EXERCISE OBJECTIVE
Only a number is wanted: the count of lines in this listing that contain "voltage".

DATA IN THIS EXERCISE
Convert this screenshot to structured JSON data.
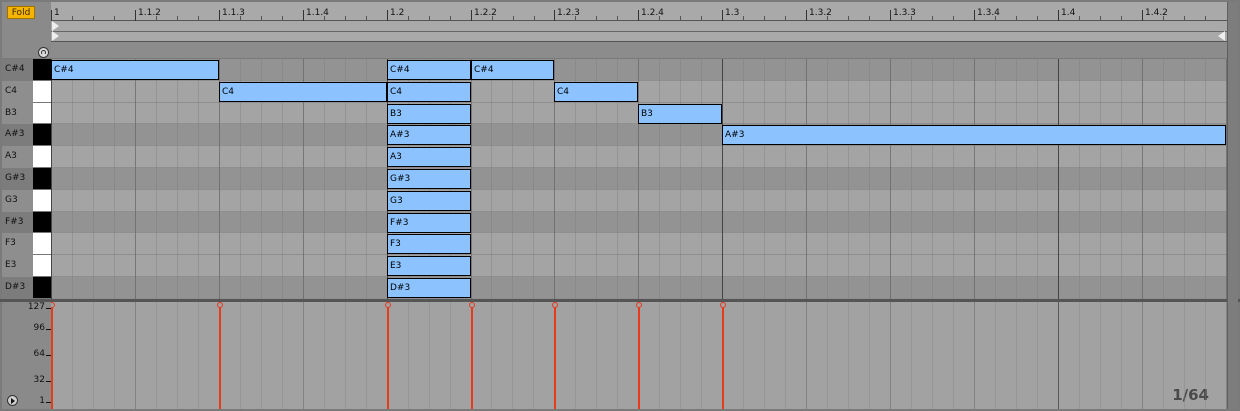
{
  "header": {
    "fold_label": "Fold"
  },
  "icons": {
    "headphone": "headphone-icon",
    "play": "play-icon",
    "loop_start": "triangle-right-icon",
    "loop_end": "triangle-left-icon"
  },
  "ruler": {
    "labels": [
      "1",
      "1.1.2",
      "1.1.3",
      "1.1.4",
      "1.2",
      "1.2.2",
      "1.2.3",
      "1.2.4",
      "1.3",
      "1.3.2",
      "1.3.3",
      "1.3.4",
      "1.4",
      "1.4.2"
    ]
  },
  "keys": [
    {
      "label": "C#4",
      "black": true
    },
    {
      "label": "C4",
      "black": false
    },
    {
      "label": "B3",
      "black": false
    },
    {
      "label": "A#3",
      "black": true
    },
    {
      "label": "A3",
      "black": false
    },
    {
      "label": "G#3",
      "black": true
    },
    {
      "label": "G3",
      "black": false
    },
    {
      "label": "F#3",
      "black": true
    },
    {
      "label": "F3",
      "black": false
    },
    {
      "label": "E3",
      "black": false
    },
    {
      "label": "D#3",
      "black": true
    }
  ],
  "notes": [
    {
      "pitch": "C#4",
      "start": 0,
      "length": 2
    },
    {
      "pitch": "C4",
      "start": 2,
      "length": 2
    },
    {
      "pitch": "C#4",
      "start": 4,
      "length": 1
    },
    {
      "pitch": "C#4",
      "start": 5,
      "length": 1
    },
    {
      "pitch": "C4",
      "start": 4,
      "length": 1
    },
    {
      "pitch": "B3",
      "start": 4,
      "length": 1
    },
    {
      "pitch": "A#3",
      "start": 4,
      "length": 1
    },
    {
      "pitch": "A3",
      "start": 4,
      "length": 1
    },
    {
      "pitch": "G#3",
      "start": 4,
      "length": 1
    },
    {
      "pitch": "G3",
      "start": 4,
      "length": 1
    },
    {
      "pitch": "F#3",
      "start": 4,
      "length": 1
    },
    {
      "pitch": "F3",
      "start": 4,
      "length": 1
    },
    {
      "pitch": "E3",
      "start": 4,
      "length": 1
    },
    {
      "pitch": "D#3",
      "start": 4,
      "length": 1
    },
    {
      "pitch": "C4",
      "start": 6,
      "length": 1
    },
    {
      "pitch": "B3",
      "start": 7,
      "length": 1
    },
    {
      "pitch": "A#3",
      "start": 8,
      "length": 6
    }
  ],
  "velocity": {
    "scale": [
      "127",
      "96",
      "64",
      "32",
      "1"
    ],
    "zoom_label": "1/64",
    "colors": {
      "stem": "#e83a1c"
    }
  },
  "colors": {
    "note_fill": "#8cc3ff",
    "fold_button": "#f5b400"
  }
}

---

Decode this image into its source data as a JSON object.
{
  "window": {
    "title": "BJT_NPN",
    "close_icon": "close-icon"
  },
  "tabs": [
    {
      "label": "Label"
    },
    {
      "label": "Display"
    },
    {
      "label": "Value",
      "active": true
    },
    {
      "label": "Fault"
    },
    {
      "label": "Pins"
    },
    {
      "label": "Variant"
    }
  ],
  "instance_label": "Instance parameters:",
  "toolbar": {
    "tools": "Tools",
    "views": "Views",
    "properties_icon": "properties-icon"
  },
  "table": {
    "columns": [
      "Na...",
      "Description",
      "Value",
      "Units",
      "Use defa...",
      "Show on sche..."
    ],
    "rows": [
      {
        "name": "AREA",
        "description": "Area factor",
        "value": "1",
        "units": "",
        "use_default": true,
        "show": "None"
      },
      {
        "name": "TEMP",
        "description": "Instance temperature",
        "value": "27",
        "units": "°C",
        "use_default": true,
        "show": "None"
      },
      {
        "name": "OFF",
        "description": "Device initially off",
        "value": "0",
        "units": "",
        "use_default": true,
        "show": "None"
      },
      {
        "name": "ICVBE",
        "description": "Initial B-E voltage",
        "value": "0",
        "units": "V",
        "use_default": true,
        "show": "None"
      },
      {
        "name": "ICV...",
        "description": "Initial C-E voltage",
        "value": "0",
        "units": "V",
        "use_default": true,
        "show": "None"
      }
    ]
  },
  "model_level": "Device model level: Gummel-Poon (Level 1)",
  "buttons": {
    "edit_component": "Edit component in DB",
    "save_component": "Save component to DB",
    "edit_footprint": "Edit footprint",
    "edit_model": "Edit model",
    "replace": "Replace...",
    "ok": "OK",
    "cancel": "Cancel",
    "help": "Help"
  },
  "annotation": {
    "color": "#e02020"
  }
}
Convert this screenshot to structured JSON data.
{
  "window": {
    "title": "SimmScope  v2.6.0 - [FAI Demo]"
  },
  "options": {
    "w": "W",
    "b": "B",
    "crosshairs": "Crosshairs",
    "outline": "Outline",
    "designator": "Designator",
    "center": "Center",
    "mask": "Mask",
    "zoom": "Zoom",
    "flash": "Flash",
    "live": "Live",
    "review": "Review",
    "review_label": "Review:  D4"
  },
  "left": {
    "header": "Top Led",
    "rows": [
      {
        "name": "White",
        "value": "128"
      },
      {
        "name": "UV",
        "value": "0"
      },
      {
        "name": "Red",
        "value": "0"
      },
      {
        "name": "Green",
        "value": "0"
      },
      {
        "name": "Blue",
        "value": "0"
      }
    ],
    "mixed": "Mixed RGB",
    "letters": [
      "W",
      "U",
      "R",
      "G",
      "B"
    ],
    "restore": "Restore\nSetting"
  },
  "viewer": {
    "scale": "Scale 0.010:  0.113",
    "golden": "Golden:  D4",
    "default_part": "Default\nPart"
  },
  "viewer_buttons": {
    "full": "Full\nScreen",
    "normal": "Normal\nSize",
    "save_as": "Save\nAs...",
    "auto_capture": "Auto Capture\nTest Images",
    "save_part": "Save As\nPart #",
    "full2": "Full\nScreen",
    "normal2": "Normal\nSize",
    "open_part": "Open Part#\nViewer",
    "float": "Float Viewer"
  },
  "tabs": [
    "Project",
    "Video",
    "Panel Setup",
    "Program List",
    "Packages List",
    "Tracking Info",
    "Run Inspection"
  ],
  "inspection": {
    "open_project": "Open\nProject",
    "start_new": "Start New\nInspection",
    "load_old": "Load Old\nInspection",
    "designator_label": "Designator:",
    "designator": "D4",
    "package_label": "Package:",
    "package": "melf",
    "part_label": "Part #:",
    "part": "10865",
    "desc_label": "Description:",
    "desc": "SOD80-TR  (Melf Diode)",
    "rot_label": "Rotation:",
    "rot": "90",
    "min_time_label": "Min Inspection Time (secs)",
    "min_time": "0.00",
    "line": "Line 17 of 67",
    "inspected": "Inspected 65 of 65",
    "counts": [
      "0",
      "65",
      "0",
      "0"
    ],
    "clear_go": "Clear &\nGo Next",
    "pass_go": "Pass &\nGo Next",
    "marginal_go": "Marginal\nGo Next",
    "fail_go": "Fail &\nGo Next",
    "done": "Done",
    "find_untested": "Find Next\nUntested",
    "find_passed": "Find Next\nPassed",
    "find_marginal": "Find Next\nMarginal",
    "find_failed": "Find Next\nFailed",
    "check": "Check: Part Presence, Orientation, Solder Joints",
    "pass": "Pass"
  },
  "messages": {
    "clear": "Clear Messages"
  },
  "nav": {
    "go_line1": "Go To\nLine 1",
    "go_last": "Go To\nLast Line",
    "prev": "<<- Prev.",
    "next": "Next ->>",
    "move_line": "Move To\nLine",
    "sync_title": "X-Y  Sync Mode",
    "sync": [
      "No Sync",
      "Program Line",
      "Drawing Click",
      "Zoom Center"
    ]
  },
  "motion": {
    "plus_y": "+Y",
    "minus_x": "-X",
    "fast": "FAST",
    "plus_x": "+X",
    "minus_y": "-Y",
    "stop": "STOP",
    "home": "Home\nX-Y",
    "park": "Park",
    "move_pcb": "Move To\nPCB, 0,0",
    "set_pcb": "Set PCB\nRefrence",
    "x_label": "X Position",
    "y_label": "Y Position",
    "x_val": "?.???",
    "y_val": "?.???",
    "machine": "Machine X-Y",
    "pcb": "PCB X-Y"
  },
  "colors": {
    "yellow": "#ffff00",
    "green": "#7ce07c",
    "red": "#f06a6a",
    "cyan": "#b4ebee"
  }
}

FINISHED ANSWER
2